Dataset records:
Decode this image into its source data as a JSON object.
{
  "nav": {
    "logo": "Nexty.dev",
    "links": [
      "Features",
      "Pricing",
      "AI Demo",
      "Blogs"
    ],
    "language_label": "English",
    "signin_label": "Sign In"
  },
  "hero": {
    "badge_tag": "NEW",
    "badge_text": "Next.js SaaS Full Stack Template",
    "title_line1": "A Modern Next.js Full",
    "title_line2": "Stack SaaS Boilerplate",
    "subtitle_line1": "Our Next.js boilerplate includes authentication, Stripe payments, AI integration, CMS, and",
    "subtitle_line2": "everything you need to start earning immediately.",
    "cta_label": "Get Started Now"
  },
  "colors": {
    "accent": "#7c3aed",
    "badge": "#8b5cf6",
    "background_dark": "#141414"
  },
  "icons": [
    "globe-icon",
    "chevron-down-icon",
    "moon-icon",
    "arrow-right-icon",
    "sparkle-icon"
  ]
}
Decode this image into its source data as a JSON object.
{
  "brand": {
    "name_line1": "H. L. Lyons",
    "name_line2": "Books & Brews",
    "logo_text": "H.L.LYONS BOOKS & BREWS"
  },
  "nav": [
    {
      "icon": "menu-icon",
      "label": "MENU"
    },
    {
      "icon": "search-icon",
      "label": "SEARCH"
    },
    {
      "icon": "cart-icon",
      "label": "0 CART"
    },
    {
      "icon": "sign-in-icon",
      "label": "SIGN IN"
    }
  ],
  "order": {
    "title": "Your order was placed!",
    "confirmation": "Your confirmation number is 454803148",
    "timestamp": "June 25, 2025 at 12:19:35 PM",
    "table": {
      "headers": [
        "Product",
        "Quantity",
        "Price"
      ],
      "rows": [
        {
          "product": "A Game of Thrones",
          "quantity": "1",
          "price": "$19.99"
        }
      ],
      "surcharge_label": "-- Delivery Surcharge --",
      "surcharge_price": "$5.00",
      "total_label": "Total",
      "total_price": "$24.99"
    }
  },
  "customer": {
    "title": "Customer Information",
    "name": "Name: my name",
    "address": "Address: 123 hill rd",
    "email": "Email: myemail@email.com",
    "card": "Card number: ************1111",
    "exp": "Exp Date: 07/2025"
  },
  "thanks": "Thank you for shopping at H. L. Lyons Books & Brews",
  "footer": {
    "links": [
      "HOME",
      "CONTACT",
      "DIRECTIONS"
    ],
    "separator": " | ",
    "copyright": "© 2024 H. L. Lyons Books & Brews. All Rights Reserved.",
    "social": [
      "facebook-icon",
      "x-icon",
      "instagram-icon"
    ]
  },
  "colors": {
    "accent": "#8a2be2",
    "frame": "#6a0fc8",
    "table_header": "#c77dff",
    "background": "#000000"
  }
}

Exercise description:
Give back each line above precisely as it stands.

Task output:
Decode this image into its source data as a JSON object.
{
  "nav": {
    "logo": "Nexty.dev",
    "links": [
      "Features",
      "Pricing",
      "AI Demo",
      "Blogs"
    ],
    "language_label": "English",
    "signin_label": "Sign In"
  },
  "hero": {
    "badge_tag": "NEW",
    "badge_text": "Next.js SaaS Full Stack Template",
    "title_line1": "A Modern Next.js Full",
    "title_line2": "Stack SaaS Boilerplate",
    "subtitle_line1": "Our Next.js boilerplate includes authentication, Stripe payments, AI integration, CMS, and",
    "subtitle_line2": "everything you need to start earning immediately.",
    "cta_label": "Get Started Now"
  },
  "colors": {
    "accent": "#7c3aed",
    "badge": "#8b5cf6",
    "background_dark": "#141414"
  },
  "icons": [
    "globe-icon",
    "chevron-down-icon",
    "moon-icon",
    "arrow-right-icon",
    "sparkle-icon"
  ]
}
Decode this image into its source data as a JSON object.
{
  "brand": {
    "name_line1": "H. L. Lyons",
    "name_line2": "Books & Brews",
    "logo_text": "H.L.LYONS BOOKS & BREWS"
  },
  "nav": [
    {
      "icon": "menu-icon",
      "label": "MENU"
    },
    {
      "icon": "search-icon",
      "label": "SEARCH"
    },
    {
      "icon": "cart-icon",
      "label": "0 CART"
    },
    {
      "icon": "sign-in-icon",
      "label": "SIGN IN"
    }
  ],
  "order": {
    "title": "Your order was placed!",
    "confirmation": "Your confirmation number is 454803148",
    "timestamp": "June 25, 2025 at 12:19:35 PM",
    "table": {
      "headers": [
        "Product",
        "Quantity",
        "Price"
      ],
      "rows": [
        {
          "product": "A Game of Thrones",
          "quantity": "1",
          "price": "$19.99"
        }
      ],
      "surcharge_label": "-- Delivery Surcharge --",
      "surcharge_price": "$5.00",
      "total_label": "Total",
      "total_price": "$24.99"
    }
  },
  "customer": {
    "title": "Customer Information",
    "name": "Name: my name",
    "address": "Address: 123 hill rd",
    "email": "Email: myemail@email.com",
    "card": "Card number: ************1111",
    "exp": "Exp Date: 07/2025"
  },
  "thanks": "Thank you for shopping at H. L. Lyons Books & Brews",
  "footer": {
    "links": [
      "HOME",
      "CONTACT",
      "DIRECTIONS"
    ],
    "separator": " | ",
    "copyright": "© 2024 H. L. Lyons Books & Brews. All Rights Reserved.",
    "social": [
      "facebook-icon",
      "x-icon",
      "instagram-icon"
    ]
  },
  "colors": {
    "accent": "#8a2be2",
    "frame": "#6a0fc8",
    "table_header": "#c77dff",
    "background": "#000000"
  }
}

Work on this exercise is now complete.